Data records
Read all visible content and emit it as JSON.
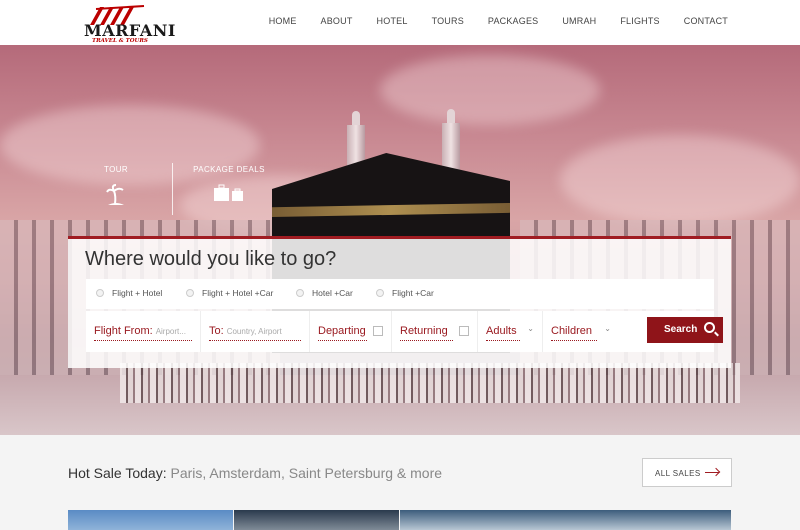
{
  "brand": {
    "name": "MARFANI",
    "tagline": "TRAVEL & TOURS",
    "accent": "#a01c22"
  },
  "nav": {
    "items": [
      "HOME",
      "ABOUT",
      "HOTEL",
      "TOURS",
      "PACKAGES",
      "UMRAH",
      "FLIGHTS",
      "CONTACT"
    ]
  },
  "hero_tabs": [
    {
      "label": "TOUR",
      "icon": "palm-tree-icon"
    },
    {
      "label": "PACKAGE DEALS",
      "icon": "luggage-icon"
    }
  ],
  "search": {
    "title": "Where would you like to go?",
    "options": [
      "Flight + Hotel",
      "Flight + Hotel +Car",
      "Hotel +Car",
      "Flight +Car"
    ],
    "fields": {
      "from_label": "Flight From:",
      "from_placeholder": "Airport...",
      "to_label": "To:",
      "to_placeholder": "Country, Airport",
      "departing": "Departing",
      "returning": "Returning",
      "adults": "Adults",
      "children": "Children"
    },
    "button": "Search"
  },
  "hot_sale": {
    "lead": "Hot Sale Today:",
    "places": "Paris, Amsterdam, Saint Petersburg & more",
    "all_sales": "ALL SALES"
  }
}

*Task prompt:*
Each line above is to be copied verbatim. Drop any image from the copy.

*Task answer:*
Read all visible content and emit it as JSON.
{
  "brand": {
    "name": "MARFANI",
    "tagline": "TRAVEL & TOURS",
    "accent": "#a01c22"
  },
  "nav": {
    "items": [
      "HOME",
      "ABOUT",
      "HOTEL",
      "TOURS",
      "PACKAGES",
      "UMRAH",
      "FLIGHTS",
      "CONTACT"
    ]
  },
  "hero_tabs": [
    {
      "label": "TOUR",
      "icon": "palm-tree-icon"
    },
    {
      "label": "PACKAGE DEALS",
      "icon": "luggage-icon"
    }
  ],
  "search": {
    "title": "Where would you like to go?",
    "options": [
      "Flight + Hotel",
      "Flight + Hotel +Car",
      "Hotel +Car",
      "Flight +Car"
    ],
    "fields": {
      "from_label": "Flight From:",
      "from_placeholder": "Airport...",
      "to_label": "To:",
      "to_placeholder": "Country, Airport",
      "departing": "Departing",
      "returning": "Returning",
      "adults": "Adults",
      "children": "Children"
    },
    "button": "Search"
  },
  "hot_sale": {
    "lead": "Hot Sale Today:",
    "places": "Paris, Amsterdam, Saint Petersburg & more",
    "all_sales": "ALL SALES"
  }
}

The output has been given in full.